[start]
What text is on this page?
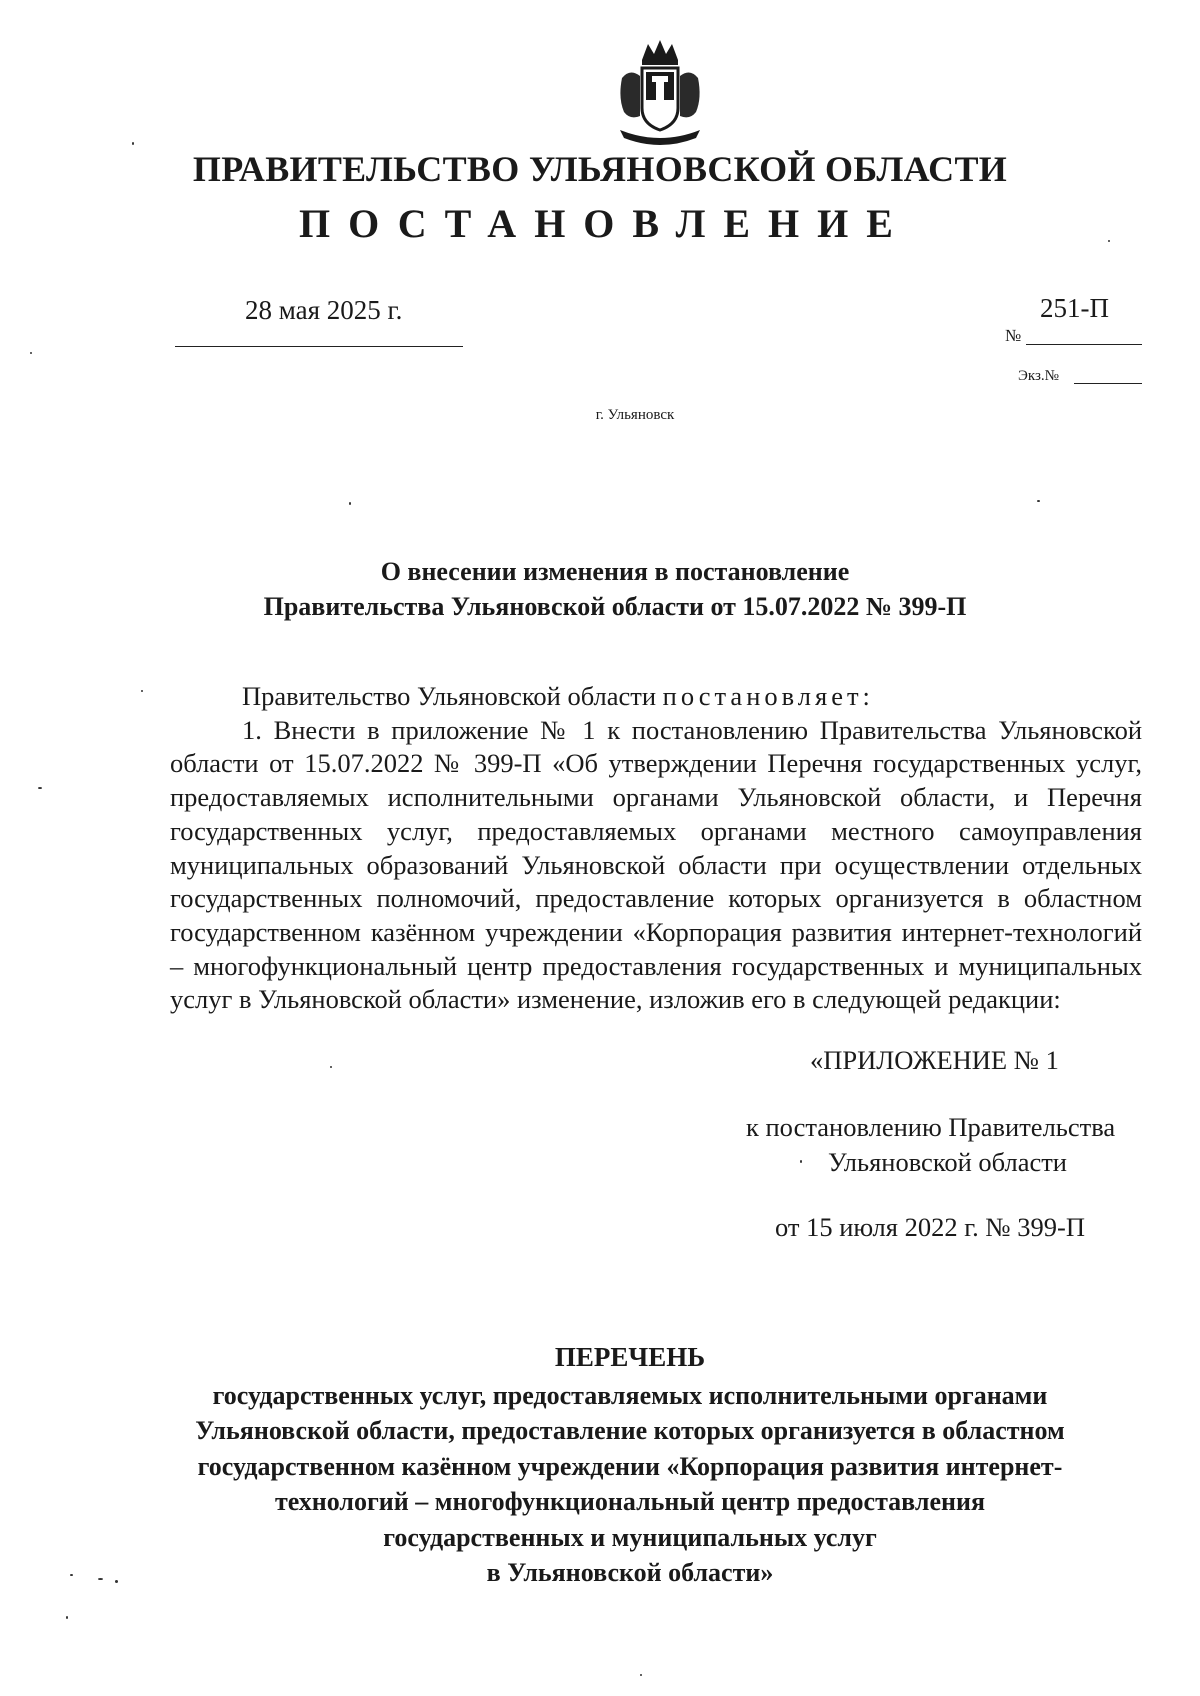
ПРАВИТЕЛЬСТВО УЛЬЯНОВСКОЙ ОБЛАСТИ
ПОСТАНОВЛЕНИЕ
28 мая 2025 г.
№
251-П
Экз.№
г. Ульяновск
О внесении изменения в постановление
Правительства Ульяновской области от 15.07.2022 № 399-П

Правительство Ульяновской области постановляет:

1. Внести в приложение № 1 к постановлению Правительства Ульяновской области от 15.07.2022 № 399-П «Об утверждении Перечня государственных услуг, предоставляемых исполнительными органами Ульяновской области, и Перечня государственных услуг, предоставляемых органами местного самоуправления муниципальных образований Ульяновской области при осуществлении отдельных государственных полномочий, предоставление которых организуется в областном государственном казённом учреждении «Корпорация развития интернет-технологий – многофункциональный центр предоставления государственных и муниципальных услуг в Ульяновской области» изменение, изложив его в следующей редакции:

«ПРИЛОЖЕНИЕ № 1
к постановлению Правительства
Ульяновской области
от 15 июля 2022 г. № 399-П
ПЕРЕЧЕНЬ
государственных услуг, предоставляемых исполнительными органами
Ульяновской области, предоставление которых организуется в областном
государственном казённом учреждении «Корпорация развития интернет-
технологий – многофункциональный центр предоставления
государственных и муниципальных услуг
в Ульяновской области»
[end]
[start]
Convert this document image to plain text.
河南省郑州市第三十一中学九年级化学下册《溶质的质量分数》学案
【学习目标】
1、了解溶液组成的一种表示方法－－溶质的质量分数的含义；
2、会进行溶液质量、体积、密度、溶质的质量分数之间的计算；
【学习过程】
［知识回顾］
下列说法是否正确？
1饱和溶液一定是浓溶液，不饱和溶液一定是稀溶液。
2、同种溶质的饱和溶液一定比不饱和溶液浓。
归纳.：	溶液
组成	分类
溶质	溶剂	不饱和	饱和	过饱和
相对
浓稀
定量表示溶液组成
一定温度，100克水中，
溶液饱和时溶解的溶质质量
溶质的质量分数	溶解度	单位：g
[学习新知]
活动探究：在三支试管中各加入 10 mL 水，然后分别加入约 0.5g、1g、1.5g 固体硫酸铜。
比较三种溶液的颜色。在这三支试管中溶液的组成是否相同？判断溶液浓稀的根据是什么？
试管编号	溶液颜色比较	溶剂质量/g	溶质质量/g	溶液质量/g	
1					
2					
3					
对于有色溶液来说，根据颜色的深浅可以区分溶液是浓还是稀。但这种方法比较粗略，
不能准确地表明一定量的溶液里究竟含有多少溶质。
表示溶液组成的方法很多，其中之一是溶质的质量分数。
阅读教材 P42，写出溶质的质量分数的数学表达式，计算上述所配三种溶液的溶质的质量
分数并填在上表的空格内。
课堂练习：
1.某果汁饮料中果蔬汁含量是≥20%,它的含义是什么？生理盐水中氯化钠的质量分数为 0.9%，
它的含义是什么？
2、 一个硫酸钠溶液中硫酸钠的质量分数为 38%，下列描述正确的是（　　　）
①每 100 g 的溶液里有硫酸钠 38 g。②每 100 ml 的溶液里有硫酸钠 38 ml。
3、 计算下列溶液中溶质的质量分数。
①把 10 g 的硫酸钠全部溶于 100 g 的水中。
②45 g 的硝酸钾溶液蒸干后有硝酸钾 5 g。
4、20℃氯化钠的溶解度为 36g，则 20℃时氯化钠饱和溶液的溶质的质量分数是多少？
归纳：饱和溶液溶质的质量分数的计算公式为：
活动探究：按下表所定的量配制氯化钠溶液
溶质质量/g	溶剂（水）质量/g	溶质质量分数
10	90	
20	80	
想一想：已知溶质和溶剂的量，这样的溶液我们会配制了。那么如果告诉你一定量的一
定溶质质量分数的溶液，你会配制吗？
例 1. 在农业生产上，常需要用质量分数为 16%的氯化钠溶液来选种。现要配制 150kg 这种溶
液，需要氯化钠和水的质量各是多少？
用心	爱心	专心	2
[end]
Your task: Copy out each line in the listing that has the word "它的含义是什么".

Task result:
1.某果汁饮料中果蔬汁含量是≥20%,它的含义是什么？生理盐水中氯化钠的质量分数为 0.9%，
它的含义是什么？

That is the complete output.